Below are some records; give them all again exactly, but not the pictures.

__Provided records__.
***
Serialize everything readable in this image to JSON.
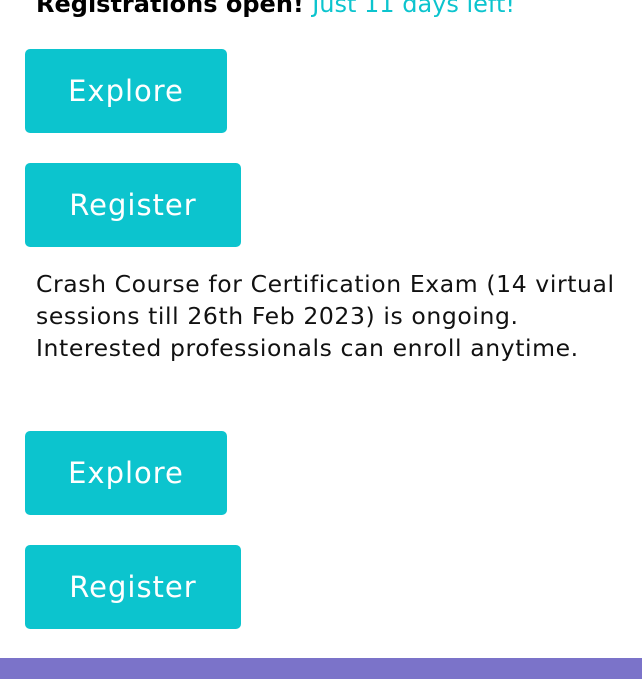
{
  "headline": {
    "prefix": "Registrations open!",
    "accent": "Just 11 days left!"
  },
  "section1": {
    "explore_label": "Explore",
    "register_label": "Register"
  },
  "course": {
    "description": "Crash Course for Certification Exam (14 virtual sessions till 26th Feb 2023) is ongoing. Interested professionals can enroll anytime."
  },
  "section2": {
    "explore_label": "Explore",
    "register_label": "Register"
  },
  "colors": {
    "accent": "#0cc4ce",
    "footer": "#7b73c9"
  }
}
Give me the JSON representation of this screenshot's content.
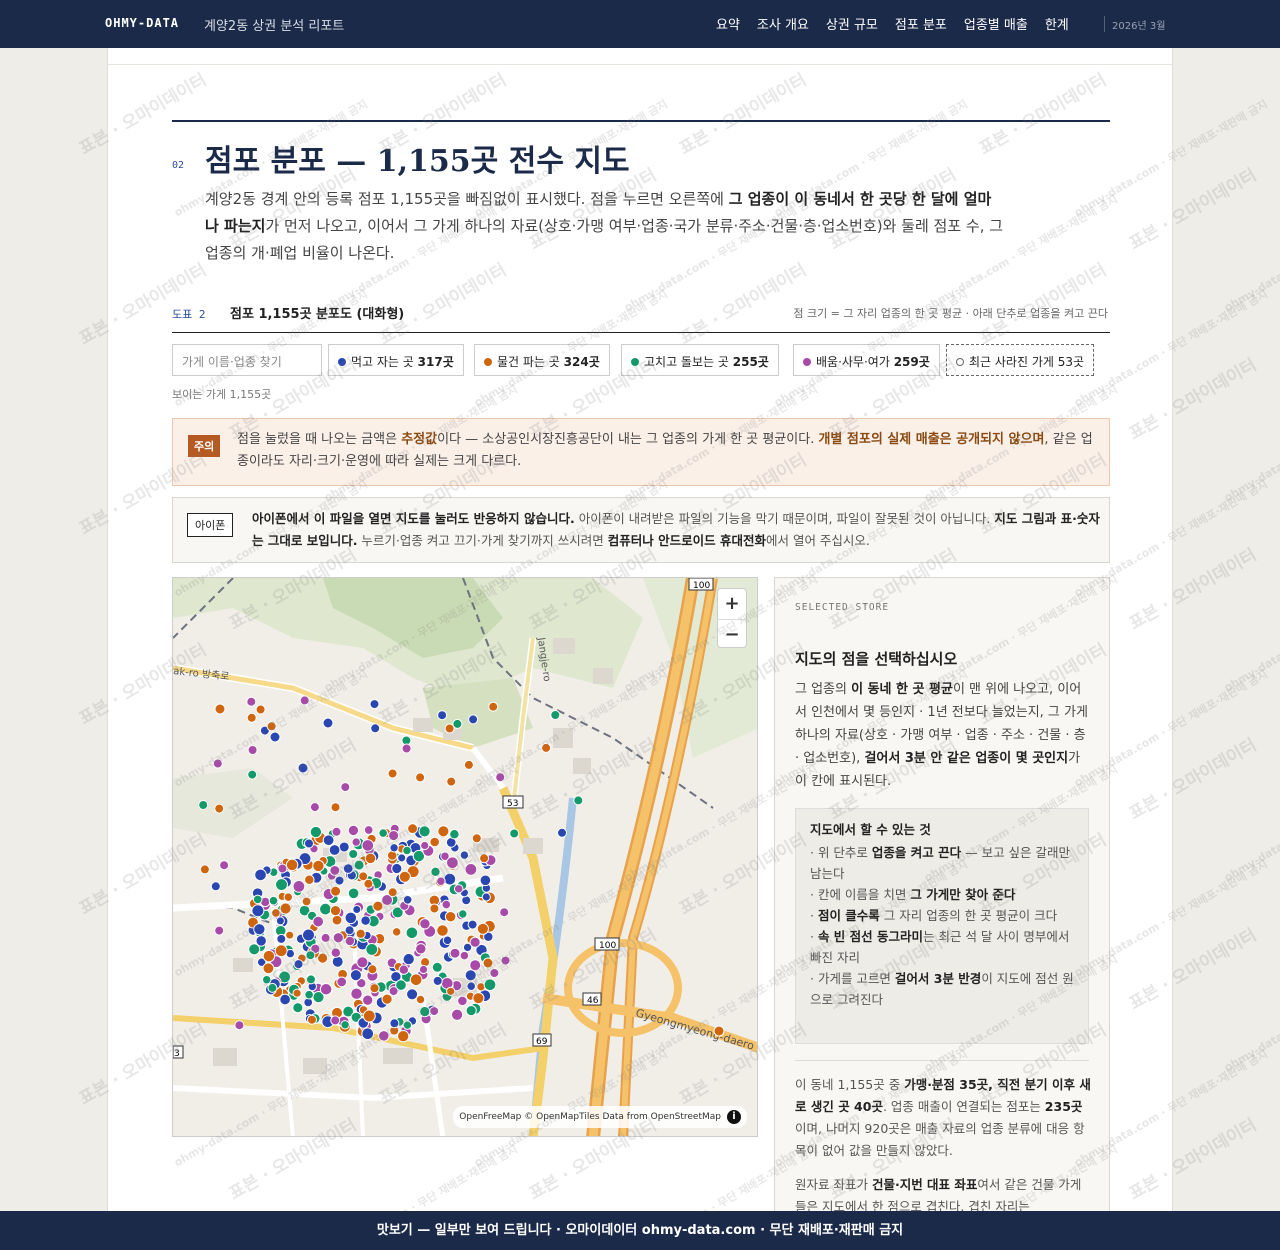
{
  "header": {
    "brand": "OHMY-DATA",
    "report_title": "계양2동 상권 분석 리포트",
    "nav": [
      "요약",
      "조사 개요",
      "상권 규모",
      "점포 분포",
      "업종별 매출",
      "한계"
    ],
    "date": "2026년 3월"
  },
  "section": {
    "number": "02",
    "title": "점포 분포 — 1,155곳 전수 지도",
    "lead_1": "계양2동 경계 안의 등록 점포 1,155곳을 빠짐없이 표시했다. 점을 누르면 오른쪽에 ",
    "lead_bold": "그 업종이 이 동네서 한 곳당 한 달에 얼마나 파는지",
    "lead_2": "가 먼저 나오고, 이어서 그 가게 하나의 자료(상호·가맹 여부·업종·국가 분류·주소·건물·층·업소번호)와 둘레 점포 수, 그 업종의 개·폐업 비율이 나온다."
  },
  "figure": {
    "label": "도표 2",
    "title": "점포 1,155곳 분포도 (대화형)",
    "note": "점 크기 = 그 자리 업종의 한 곳 평균 · 아래 단추로 업종을 켜고 끈다",
    "search_placeholder": "가게 이름·업종 찾기",
    "filters": [
      {
        "label": "먹고 자는 곳",
        "count": "317곳",
        "color": "#2a46b0"
      },
      {
        "label": "물건 파는 곳",
        "count": "324곳",
        "color": "#d0650f"
      },
      {
        "label": "고치고 돌보는 곳",
        "count": "255곳",
        "color": "#149a6a"
      },
      {
        "label": "배움·사무·여가",
        "count": "259곳",
        "color": "#a84aa8"
      },
      {
        "label": "최근 사라진 가게",
        "count": "53곳"
      }
    ],
    "visible_count": "보이는 가게 1,155곳"
  },
  "warning": {
    "badge": "주의",
    "text_1": "점을 눌렀을 때 나오는 금액은 ",
    "bold_1": "추정값",
    "text_2": "이다 — 소상공인시장진흥공단이 내는 그 업종의 가게 한 곳 평균이다. ",
    "bold_2": "개별 점포의 실제 매출은 공개되지 않으며",
    "text_3": ", 같은 업종이라도 자리·크기·운영에 따라 실제는 크게 다르다."
  },
  "iphone": {
    "badge": "아이폰",
    "bold_1": "아이폰에서 이 파일을 열면 지도를 눌러도 반응하지 않습니다.",
    "text_1": " 아이폰이 내려받은 파일의 기능을 막기 때문이며, 파일이 잘못된 것이 아닙니다. ",
    "bold_2": "지도 그림과 표·숫자는 그대로 보입니다.",
    "text_2": " 누르기·업종 켜고 끄기·가게 찾기까지 쓰시려면 ",
    "bold_3": "컴퓨터나 안드로이드 휴대전화",
    "text_3": "에서 열어 주십시오."
  },
  "map": {
    "zoom_in": "+",
    "zoom_out": "−",
    "attribution": "OpenFreeMap © OpenMapTiles Data from OpenStreetMap",
    "road_labels": [
      "100",
      "53",
      "100",
      "46",
      "69",
      "3",
      "Gyeongmyeong-daero",
      "Jangje-ro",
      "ak-ro 방축로"
    ]
  },
  "side": {
    "kicker": "SELECTED STORE",
    "title": "지도의 점을 선택하십시오",
    "p_1": "그 업종의 ",
    "p_bold_1": "이 동네 한 곳 평균",
    "p_2": "이 맨 위에 나오고, 이어서 인천에서 몇 등인지 · 1년 전보다 늘었는지, 그 가게 하나의 자료(상호 · 가맹 여부 · 업종 · 주소 · 건물 · 층 · 업소번호), ",
    "p_bold_2": "걸어서 3분 안 같은 업종이 몇 곳인지",
    "p_3": "가 이 칸에 표시된다.",
    "howto_title": "지도에서 할 수 있는 것",
    "howto": [
      {
        "pre": "· 위 단추로 ",
        "bold": "업종을 켜고 끈다",
        "post": " — 보고 싶은 갈래만 남는다"
      },
      {
        "pre": "· 칸에 이름을 치면 ",
        "bold": "그 가게만 찾아 준다",
        "post": ""
      },
      {
        "pre": "· ",
        "bold": "점이 클수록",
        "post": " 그 자리 업종의 한 곳 평균이 크다"
      },
      {
        "pre": "· ",
        "bold": "속 빈 점선 동그라미",
        "post": "는 최근 석 달 사이 명부에서 빠진 자리"
      },
      {
        "pre": "· 가게를 고르면 ",
        "bold": "걸어서 3분 반경",
        "post": "이 지도에 점선 원으로 그려진다"
      }
    ],
    "stats_1": "이 동네 1,155곳 중 ",
    "stats_bold_1": "가맹·분점 35곳, 직전 분기 이후 새로 생긴 곳 40곳",
    "stats_2": ". 업종 매출이 연결되는 점포는 ",
    "stats_bold_2": "235곳",
    "stats_3": "이며, 나머지 920곳은 매출 자료의 업종 분류에 대응 항목이 없어 값을 만들지 않았다.",
    "raw_1": "원자료 좌표가 ",
    "raw_bold": "건물·지번 대표 좌표",
    "raw_2": "여서 같은 건물 가게들은 지도에서 한 점으로 겹친다. 겹친 자리는"
  },
  "watermark": {
    "text": "표본 · 오마이데이터",
    "text_small": "ohmy-data.com · 무단 재배포·재판매 금지"
  },
  "footer": {
    "text": "맛보기 — 일부만 보여 드립니다 · 오마이데이터 ohmy-data.com · 무단 재배포·재판매 금지"
  },
  "colors": {
    "navy": "#1c2a49",
    "food": "#2a46b0",
    "retail": "#d0650f",
    "service": "#149a6a",
    "edu": "#a84aa8"
  }
}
***
__Written response__.
Serialize everything readable in this image to JSON.
{
  "headline": {
    "prefix": "Registrations open!",
    "accent": "Just 11 days left!"
  },
  "section1": {
    "explore_label": "Explore",
    "register_label": "Register"
  },
  "course": {
    "description": "Crash Course for Certification Exam (14 virtual sessions till 26th Feb 2023) is ongoing. Interested professionals can enroll anytime."
  },
  "section2": {
    "explore_label": "Explore",
    "register_label": "Register"
  },
  "colors": {
    "accent": "#0cc4ce",
    "footer": "#7b73c9"
  }
}
Give me the JSON representation of this screenshot's content.
{
  "header": {
    "brand": "OHMY-DATA",
    "report_title": "계양2동 상권 분석 리포트",
    "nav": [
      "요약",
      "조사 개요",
      "상권 규모",
      "점포 분포",
      "업종별 매출",
      "한계"
    ],
    "date": "2026년 3월"
  },
  "section": {
    "number": "02",
    "title": "점포 분포 — 1,155곳 전수 지도",
    "lead_1": "계양2동 경계 안의 등록 점포 1,155곳을 빠짐없이 표시했다. 점을 누르면 오른쪽에 ",
    "lead_bold": "그 업종이 이 동네서 한 곳당 한 달에 얼마나 파는지",
    "lead_2": "가 먼저 나오고, 이어서 그 가게 하나의 자료(상호·가맹 여부·업종·국가 분류·주소·건물·층·업소번호)와 둘레 점포 수, 그 업종의 개·폐업 비율이 나온다."
  },
  "figure": {
    "label": "도표 2",
    "title": "점포 1,155곳 분포도 (대화형)",
    "note": "점 크기 = 그 자리 업종의 한 곳 평균 · 아래 단추로 업종을 켜고 끈다",
    "search_placeholder": "가게 이름·업종 찾기",
    "filters": [
      {
        "label": "먹고 자는 곳",
        "count": "317곳",
        "color": "#2a46b0"
      },
      {
        "label": "물건 파는 곳",
        "count": "324곳",
        "color": "#d0650f"
      },
      {
        "label": "고치고 돌보는 곳",
        "count": "255곳",
        "color": "#149a6a"
      },
      {
        "label": "배움·사무·여가",
        "count": "259곳",
        "color": "#a84aa8"
      },
      {
        "label": "최근 사라진 가게",
        "count": "53곳"
      }
    ],
    "visible_count": "보이는 가게 1,155곳"
  },
  "warning": {
    "badge": "주의",
    "text_1": "점을 눌렀을 때 나오는 금액은 ",
    "bold_1": "추정값",
    "text_2": "이다 — 소상공인시장진흥공단이 내는 그 업종의 가게 한 곳 평균이다. ",
    "bold_2": "개별 점포의 실제 매출은 공개되지 않으며",
    "text_3": ", 같은 업종이라도 자리·크기·운영에 따라 실제는 크게 다르다."
  },
  "iphone": {
    "badge": "아이폰",
    "bold_1": "아이폰에서 이 파일을 열면 지도를 눌러도 반응하지 않습니다.",
    "text_1": " 아이폰이 내려받은 파일의 기능을 막기 때문이며, 파일이 잘못된 것이 아닙니다. ",
    "bold_2": "지도 그림과 표·숫자는 그대로 보입니다.",
    "text_2": " 누르기·업종 켜고 끄기·가게 찾기까지 쓰시려면 ",
    "bold_3": "컴퓨터나 안드로이드 휴대전화",
    "text_3": "에서 열어 주십시오."
  },
  "map": {
    "zoom_in": "+",
    "zoom_out": "−",
    "attribution": "OpenFreeMap © OpenMapTiles Data from OpenStreetMap",
    "road_labels": [
      "100",
      "53",
      "100",
      "46",
      "69",
      "3",
      "Gyeongmyeong-daero",
      "Jangje-ro",
      "ak-ro 방축로"
    ]
  },
  "side": {
    "kicker": "SELECTED STORE",
    "title": "지도의 점을 선택하십시오",
    "p_1": "그 업종의 ",
    "p_bold_1": "이 동네 한 곳 평균",
    "p_2": "이 맨 위에 나오고, 이어서 인천에서 몇 등인지 · 1년 전보다 늘었는지, 그 가게 하나의 자료(상호 · 가맹 여부 · 업종 · 주소 · 건물 · 층 · 업소번호), ",
    "p_bold_2": "걸어서 3분 안 같은 업종이 몇 곳인지",
    "p_3": "가 이 칸에 표시된다.",
    "howto_title": "지도에서 할 수 있는 것",
    "howto": [
      {
        "pre": "· 위 단추로 ",
        "bold": "업종을 켜고 끈다",
        "post": " — 보고 싶은 갈래만 남는다"
      },
      {
        "pre": "· 칸에 이름을 치면 ",
        "bold": "그 가게만 찾아 준다",
        "post": ""
      },
      {
        "pre": "· ",
        "bold": "점이 클수록",
        "post": " 그 자리 업종의 한 곳 평균이 크다"
      },
      {
        "pre": "· ",
        "bold": "속 빈 점선 동그라미",
        "post": "는 최근 석 달 사이 명부에서 빠진 자리"
      },
      {
        "pre": "· 가게를 고르면 ",
        "bold": "걸어서 3분 반경",
        "post": "이 지도에 점선 원으로 그려진다"
      }
    ],
    "stats_1": "이 동네 1,155곳 중 ",
    "stats_bold_1": "가맹·분점 35곳, 직전 분기 이후 새로 생긴 곳 40곳",
    "stats_2": ". 업종 매출이 연결되는 점포는 ",
    "stats_bold_2": "235곳",
    "stats_3": "이며, 나머지 920곳은 매출 자료의 업종 분류에 대응 항목이 없어 값을 만들지 않았다.",
    "raw_1": "원자료 좌표가 ",
    "raw_bold": "건물·지번 대표 좌표",
    "raw_2": "여서 같은 건물 가게들은 지도에서 한 점으로 겹친다. 겹친 자리는"
  },
  "watermark": {
    "text": "표본 · 오마이데이터",
    "text_small": "ohmy-data.com · 무단 재배포·재판매 금지"
  },
  "footer": {
    "text": "맛보기 — 일부만 보여 드립니다 · 오마이데이터 ohmy-data.com · 무단 재배포·재판매 금지"
  },
  "colors": {
    "navy": "#1c2a49",
    "food": "#2a46b0",
    "retail": "#d0650f",
    "service": "#149a6a",
    "edu": "#a84aa8"
  }
}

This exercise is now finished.